[start of Data section]

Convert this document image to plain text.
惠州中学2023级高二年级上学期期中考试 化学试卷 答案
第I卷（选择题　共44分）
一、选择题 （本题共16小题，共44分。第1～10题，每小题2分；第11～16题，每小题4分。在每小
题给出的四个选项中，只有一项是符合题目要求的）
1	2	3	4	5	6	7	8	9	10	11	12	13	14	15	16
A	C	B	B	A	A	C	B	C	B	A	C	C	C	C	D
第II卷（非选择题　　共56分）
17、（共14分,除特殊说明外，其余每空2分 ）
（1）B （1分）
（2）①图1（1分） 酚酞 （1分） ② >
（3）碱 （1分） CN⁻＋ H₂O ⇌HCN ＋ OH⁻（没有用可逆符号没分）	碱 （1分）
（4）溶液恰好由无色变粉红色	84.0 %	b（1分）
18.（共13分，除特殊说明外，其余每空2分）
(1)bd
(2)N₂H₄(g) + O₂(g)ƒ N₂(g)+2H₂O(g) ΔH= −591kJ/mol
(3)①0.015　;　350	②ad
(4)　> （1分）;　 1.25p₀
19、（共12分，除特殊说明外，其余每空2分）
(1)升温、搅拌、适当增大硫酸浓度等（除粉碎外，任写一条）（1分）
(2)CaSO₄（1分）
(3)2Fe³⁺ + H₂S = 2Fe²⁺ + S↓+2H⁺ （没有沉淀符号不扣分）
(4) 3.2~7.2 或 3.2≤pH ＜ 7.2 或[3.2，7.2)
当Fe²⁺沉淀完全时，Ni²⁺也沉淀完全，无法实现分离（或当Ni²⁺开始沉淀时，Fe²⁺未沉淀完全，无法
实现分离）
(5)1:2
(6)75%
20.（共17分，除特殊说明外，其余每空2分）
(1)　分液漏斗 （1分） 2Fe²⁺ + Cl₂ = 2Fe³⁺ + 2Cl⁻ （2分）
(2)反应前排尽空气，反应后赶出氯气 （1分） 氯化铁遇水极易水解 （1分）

[end of Data section]

Problem to work on: Could you quote the material above in full, exactly as it stands?

Correct response:
Convert this document image to plain text.
惠州中学2023级高二年级上学期期中考试 化学试卷 答案
第I卷（选择题　共44分）
一、选择题 （本题共16小题，共44分。第1～10题，每小题2分；第11～16题，每小题4分。在每小
题给出的四个选项中，只有一项是符合题目要求的）
1	2	3	4	5	6	7	8	9	10	11	12	13	14	15	16
A	C	B	B	A	A	C	B	C	B	A	C	C	C	C	D
第II卷（非选择题　　共56分）
17、（共14分,除特殊说明外，其余每空2分 ）
（1）B （1分）
（2）①图1（1分） 酚酞 （1分） ② >
（3）碱 （1分） CN⁻＋ H₂O ⇌HCN ＋ OH⁻（没有用可逆符号没分）	碱 （1分）
（4）溶液恰好由无色变粉红色	84.0 %	b（1分）
18.（共13分，除特殊说明外，其余每空2分）
(1)bd
(2)N₂H₄(g) + O₂(g)ƒ N₂(g)+2H₂O(g) ΔH= −591kJ/mol
(3)①0.015　;　350	②ad
(4)　> （1分）;　 1.25p₀
19、（共12分，除特殊说明外，其余每空2分）
(1)升温、搅拌、适当增大硫酸浓度等（除粉碎外，任写一条）（1分）
(2)CaSO₄（1分）
(3)2Fe³⁺ + H₂S = 2Fe²⁺ + S↓+2H⁺ （没有沉淀符号不扣分）
(4) 3.2~7.2 或 3.2≤pH ＜ 7.2 或[3.2，7.2)
当Fe²⁺沉淀完全时，Ni²⁺也沉淀完全，无法实现分离（或当Ni²⁺开始沉淀时，Fe²⁺未沉淀完全，无法
实现分离）
(5)1:2
(6)75%
20.（共17分，除特殊说明外，其余每空2分）
(1)　分液漏斗 （1分） 2Fe²⁺ + Cl₂ = 2Fe³⁺ + 2Cl⁻ （2分）
(2)反应前排尽空气，反应后赶出氯气 （1分） 氯化铁遇水极易水解 （1分）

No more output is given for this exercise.